#### SELECTION ####

The biggest takeaway I want you to get from this article is to keep your paid search landing pages simple. I notice a lot of paid search landing pages chuck full of so much information that it becomes overwhelming to read let alone take away anything from it. When I land on pages like these, it brings to me the same feelings of when I have so much to do that I don’t know where to start. This is not what you want your visitors to feel.
We live in a world of people with short attention spans and an internet full of information and offerings. If a visitor doesn’t quickly find what they are looking for, they will bounce and move on to the next offering because it is easy. In the paid search world you usually only get one shot to capture the attention of your visitor and convert them. Today, we are going to talk about keeping your paid landing page simple and the essential components you should include on your paid landing page for better conversion rates.
I will refer to visitors of a landing page as prospects. I like this terminology better because it puts me in the mindset that my visitors are not just there to visit and leave, but prospects are opportunities for conversion. We will primarily focus on lead generation paid landing pages, although a lot of these principles can also apply to e-commerce paid landing pages.

####

## INSTRUCTIONS
1. Transcribe the passage of the landing-page text between "We live in a" and "better conversion rates.", inclusive.
2. Please restate the records word for word, from their first line through the line holding "warn-paragraph: AVERTISSEMENT N'utiliser", inclusive.

#### RAW RECORDS ####

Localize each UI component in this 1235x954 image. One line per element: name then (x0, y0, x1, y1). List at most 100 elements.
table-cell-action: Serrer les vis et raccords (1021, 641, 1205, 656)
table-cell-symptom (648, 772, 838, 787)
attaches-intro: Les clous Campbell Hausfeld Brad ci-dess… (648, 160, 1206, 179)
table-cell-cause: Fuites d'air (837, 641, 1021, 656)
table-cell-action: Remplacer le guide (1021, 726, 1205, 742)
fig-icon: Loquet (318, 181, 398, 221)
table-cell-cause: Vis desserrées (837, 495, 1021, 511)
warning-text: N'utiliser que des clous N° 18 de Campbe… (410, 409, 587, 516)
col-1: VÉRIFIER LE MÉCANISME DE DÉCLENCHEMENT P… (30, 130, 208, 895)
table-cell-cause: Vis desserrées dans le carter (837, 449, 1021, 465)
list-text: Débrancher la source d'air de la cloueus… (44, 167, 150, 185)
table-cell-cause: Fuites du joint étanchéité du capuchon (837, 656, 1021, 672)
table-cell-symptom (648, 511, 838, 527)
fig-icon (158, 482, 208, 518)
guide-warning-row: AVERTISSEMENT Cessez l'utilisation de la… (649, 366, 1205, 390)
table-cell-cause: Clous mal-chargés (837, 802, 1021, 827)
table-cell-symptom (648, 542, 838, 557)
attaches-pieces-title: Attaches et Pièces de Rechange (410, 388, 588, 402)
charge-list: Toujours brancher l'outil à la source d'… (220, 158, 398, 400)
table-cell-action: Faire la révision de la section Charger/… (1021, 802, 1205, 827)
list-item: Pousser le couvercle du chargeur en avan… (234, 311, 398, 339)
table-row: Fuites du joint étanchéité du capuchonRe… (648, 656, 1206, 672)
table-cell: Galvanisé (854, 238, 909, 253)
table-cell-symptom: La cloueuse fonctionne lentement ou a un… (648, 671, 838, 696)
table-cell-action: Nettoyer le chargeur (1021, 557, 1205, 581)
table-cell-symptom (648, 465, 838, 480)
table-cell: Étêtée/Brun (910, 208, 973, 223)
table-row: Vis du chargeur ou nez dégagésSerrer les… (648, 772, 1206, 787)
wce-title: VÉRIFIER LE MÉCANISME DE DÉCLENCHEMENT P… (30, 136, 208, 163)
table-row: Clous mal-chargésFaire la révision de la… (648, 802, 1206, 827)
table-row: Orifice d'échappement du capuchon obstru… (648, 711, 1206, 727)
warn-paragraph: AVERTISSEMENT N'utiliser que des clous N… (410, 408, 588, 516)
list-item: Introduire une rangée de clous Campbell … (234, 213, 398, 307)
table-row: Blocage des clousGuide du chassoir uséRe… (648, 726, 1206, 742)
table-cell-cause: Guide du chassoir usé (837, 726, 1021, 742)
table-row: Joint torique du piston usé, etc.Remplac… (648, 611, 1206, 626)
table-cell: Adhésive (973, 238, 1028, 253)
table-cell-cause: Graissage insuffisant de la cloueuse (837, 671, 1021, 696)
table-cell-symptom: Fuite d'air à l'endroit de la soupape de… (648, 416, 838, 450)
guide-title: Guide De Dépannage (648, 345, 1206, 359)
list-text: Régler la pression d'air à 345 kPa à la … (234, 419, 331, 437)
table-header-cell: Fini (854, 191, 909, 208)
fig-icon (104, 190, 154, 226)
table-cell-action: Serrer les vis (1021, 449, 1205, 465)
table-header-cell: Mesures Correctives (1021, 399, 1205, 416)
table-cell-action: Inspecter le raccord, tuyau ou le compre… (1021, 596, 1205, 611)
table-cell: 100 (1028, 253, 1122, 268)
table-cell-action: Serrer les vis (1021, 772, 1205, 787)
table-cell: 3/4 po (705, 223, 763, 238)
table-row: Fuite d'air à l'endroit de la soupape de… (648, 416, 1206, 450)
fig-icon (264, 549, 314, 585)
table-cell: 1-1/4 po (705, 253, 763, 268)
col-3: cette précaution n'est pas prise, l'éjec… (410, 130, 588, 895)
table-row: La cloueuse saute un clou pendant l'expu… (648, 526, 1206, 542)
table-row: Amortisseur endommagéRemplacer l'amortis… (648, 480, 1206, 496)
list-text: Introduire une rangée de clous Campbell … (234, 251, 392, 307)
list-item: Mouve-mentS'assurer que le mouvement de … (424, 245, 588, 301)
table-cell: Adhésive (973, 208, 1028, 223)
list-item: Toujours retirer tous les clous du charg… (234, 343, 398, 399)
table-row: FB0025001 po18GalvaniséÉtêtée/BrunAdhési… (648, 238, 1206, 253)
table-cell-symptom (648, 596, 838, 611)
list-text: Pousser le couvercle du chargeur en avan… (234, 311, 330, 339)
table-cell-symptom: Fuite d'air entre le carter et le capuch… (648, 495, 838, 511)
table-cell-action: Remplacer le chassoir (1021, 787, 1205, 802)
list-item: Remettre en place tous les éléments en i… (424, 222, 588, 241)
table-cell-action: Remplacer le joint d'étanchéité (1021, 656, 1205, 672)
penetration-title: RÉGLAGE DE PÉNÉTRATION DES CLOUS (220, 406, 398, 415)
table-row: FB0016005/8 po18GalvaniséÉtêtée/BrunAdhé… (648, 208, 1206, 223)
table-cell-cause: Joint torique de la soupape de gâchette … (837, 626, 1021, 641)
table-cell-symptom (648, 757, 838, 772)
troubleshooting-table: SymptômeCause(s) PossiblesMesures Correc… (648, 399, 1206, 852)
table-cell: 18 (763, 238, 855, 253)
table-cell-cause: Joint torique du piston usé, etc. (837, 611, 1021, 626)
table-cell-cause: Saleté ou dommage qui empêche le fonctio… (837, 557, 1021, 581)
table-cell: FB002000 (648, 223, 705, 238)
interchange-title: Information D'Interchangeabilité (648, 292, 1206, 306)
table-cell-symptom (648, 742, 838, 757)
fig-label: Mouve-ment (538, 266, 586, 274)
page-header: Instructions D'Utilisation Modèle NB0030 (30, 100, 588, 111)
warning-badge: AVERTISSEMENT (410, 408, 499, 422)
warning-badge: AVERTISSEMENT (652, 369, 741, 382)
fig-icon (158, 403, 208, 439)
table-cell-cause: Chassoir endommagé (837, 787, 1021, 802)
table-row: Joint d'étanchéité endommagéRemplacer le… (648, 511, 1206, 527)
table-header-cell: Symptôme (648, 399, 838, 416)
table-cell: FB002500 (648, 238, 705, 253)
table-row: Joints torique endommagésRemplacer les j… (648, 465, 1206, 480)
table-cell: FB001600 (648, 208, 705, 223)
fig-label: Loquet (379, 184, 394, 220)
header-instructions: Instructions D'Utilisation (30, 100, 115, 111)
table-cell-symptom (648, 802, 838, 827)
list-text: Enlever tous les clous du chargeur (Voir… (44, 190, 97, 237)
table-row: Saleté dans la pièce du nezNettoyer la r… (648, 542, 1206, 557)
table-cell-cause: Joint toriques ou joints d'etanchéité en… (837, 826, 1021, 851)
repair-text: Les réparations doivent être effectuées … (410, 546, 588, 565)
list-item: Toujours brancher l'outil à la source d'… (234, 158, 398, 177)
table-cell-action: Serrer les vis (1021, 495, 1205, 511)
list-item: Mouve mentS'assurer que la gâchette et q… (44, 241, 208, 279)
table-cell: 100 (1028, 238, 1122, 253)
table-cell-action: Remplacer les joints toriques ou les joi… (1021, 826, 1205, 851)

####

## ANSWERS TO EACH TASK
1.
We live in a world of people with short attention spans and an internet full of information and offerings. If a visitor doesn’t quickly find what they are looking for, they will bounce and move on to the next offering because it is easy. In the paid search world you usually only get one shot to capture the attention of your visitor and convert them. Today, we are going to talk about keeping your paid landing page simple and the essential components you should include on your paid landing page for better conversion rates.

2.
Localize each UI component in this 1235x954 image. One line per element: name then (x0, y0, x1, y1). List at most 100 elements.
table-cell-action: Serrer les vis et raccords (1021, 641, 1205, 656)
table-cell-symptom (648, 772, 838, 787)
attaches-intro: Les clous Campbell Hausfeld Brad ci-dess… (648, 160, 1206, 179)
table-cell-cause: Fuites d'air (837, 641, 1021, 656)
table-cell-action: Remplacer le guide (1021, 726, 1205, 742)
fig-icon: Loquet (318, 181, 398, 221)
table-cell-cause: Vis desserrées (837, 495, 1021, 511)
warning-text: N'utiliser que des clous N° 18 de Campbe… (410, 409, 587, 516)
col-1: VÉRIFIER LE MÉCANISME DE DÉCLENCHEMENT P… (30, 130, 208, 895)
table-cell-cause: Vis desserrées dans le carter (837, 449, 1021, 465)
list-text: Débrancher la source d'air de la cloueus… (44, 167, 150, 185)
table-cell-cause: Fuites du joint étanchéité du capuchon (837, 656, 1021, 672)
table-cell-symptom (648, 511, 838, 527)
fig-icon (158, 482, 208, 518)
guide-warning-row: AVERTISSEMENT Cessez l'utilisation de la… (649, 366, 1205, 390)
table-cell-cause: Clous mal-chargés (837, 802, 1021, 827)
table-cell-symptom (648, 542, 838, 557)
attaches-pieces-title: Attaches et Pièces de Rechange (410, 388, 588, 402)
charge-list: Toujours brancher l'outil à la source d'… (220, 158, 398, 400)
table-cell-action: Faire la révision de la section Charger/… (1021, 802, 1205, 827)
list-item: Pousser le couvercle du chargeur en avan… (234, 311, 398, 339)
table-row: Fuites du joint étanchéité du capuchonRe… (648, 656, 1206, 672)
table-cell: Galvanisé (854, 238, 909, 253)
table-cell-symptom: La cloueuse fonctionne lentement ou a un… (648, 671, 838, 696)
table-cell-action: Nettoyer le chargeur (1021, 557, 1205, 581)
table-cell-symptom (648, 465, 838, 480)
table-cell: Étêtée/Brun (910, 208, 973, 223)
table-row: Vis du chargeur ou nez dégagésSerrer les… (648, 772, 1206, 787)
wce-title: VÉRIFIER LE MÉCANISME DE DÉCLENCHEMENT P… (30, 136, 208, 163)
table-row: Clous mal-chargésFaire la révision de la… (648, 802, 1206, 827)
table-row: Orifice d'échappement du capuchon obstru… (648, 711, 1206, 727)
warn-paragraph: AVERTISSEMENT N'utiliser que des clous N… (410, 408, 588, 516)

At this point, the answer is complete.